━━━━━ THE RECORDS

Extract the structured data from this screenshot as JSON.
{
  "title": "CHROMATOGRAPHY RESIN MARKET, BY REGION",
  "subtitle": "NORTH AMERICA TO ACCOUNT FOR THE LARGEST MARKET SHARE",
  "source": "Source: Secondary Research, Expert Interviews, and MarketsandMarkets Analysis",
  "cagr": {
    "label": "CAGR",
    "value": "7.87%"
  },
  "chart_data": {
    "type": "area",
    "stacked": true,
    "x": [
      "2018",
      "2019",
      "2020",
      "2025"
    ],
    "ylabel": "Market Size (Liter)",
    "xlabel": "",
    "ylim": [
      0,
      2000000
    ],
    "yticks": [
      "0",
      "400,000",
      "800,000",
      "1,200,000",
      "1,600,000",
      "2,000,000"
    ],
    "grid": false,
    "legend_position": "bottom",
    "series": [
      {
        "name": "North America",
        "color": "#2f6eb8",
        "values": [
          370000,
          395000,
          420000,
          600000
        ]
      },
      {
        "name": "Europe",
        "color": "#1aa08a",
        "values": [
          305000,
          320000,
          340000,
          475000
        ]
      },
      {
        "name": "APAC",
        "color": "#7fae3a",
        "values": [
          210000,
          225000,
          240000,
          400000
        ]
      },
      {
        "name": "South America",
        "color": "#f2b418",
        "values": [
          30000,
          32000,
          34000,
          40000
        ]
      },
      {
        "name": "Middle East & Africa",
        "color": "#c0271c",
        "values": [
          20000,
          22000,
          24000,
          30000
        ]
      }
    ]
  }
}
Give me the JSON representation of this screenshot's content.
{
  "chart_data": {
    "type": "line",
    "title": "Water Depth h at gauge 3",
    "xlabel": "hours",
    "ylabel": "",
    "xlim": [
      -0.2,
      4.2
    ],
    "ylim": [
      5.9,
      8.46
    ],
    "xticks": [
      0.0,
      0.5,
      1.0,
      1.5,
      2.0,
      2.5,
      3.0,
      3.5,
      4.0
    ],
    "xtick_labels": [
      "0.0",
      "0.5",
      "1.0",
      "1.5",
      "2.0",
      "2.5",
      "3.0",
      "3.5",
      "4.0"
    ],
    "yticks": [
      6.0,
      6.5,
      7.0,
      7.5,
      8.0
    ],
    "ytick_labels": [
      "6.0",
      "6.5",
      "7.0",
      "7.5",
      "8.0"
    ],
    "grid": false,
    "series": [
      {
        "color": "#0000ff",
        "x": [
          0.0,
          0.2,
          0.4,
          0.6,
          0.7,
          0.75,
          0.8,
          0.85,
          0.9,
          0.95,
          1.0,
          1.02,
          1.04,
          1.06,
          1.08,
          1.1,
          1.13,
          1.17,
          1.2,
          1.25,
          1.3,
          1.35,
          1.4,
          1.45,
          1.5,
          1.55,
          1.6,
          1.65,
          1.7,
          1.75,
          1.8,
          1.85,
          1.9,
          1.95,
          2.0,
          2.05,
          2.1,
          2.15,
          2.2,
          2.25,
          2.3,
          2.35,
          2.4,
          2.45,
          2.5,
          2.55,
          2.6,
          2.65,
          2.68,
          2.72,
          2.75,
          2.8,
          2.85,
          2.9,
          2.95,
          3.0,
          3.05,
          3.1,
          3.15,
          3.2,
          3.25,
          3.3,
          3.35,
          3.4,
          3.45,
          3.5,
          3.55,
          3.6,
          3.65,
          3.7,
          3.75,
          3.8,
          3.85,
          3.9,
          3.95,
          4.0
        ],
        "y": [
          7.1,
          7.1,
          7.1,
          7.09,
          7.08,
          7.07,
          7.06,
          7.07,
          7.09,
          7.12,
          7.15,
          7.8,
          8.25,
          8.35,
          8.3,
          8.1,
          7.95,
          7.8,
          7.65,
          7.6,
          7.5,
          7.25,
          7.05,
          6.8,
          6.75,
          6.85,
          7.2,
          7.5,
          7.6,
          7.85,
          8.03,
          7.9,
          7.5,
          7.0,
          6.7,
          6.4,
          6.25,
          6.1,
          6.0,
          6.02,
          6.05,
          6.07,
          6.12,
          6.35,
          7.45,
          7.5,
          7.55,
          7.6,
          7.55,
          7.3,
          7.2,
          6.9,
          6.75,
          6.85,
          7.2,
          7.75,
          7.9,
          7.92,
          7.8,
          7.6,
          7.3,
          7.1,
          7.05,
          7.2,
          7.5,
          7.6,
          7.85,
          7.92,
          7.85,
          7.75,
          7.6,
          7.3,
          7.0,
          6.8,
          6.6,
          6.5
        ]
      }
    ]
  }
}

━━━━━━━━━━

**WHAT YOU NEED TO DO:** Where a line above contains the word "color", copy that line.

**SOLUTION:**
        "color": "#2f6eb8",
        "color": "#1aa08a",
        "color": "#7fae3a",
        "color": "#f2b418",
        "color": "#c0271c",
        "color": "#0000ff",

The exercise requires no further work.